Rows from a figure dataset:
- - - -

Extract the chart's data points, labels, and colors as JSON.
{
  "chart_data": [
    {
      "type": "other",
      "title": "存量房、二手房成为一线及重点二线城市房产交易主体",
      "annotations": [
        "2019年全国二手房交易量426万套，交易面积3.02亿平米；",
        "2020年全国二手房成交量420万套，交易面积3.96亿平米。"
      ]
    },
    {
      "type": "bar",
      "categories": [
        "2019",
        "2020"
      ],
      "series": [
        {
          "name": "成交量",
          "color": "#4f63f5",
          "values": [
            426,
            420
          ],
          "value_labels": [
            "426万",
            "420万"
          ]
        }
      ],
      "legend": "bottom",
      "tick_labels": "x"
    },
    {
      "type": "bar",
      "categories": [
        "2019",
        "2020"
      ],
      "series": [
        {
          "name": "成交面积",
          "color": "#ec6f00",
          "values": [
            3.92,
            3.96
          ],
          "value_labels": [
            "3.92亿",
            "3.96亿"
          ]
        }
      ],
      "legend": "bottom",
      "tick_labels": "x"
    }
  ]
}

- - - -

Requirements: Repeat the entries shown above, every one, word for word.

Response:
Extract the chart's data points, labels, and colors as JSON.
{
  "chart_data": [
    {
      "type": "other",
      "title": "存量房、二手房成为一线及重点二线城市房产交易主体",
      "annotations": [
        "2019年全国二手房交易量426万套，交易面积3.02亿平米；",
        "2020年全国二手房成交量420万套，交易面积3.96亿平米。"
      ]
    },
    {
      "type": "bar",
      "categories": [
        "2019",
        "2020"
      ],
      "series": [
        {
          "name": "成交量",
          "color": "#4f63f5",
          "values": [
            426,
            420
          ],
          "value_labels": [
            "426万",
            "420万"
          ]
        }
      ],
      "legend": "bottom",
      "tick_labels": "x"
    },
    {
      "type": "bar",
      "categories": [
        "2019",
        "2020"
      ],
      "series": [
        {
          "name": "成交面积",
          "color": "#ec6f00",
          "values": [
            3.92,
            3.96
          ],
          "value_labels": [
            "3.92亿",
            "3.96亿"
          ]
        }
      ],
      "legend": "bottom",
      "tick_labels": "x"
    }
  ]
}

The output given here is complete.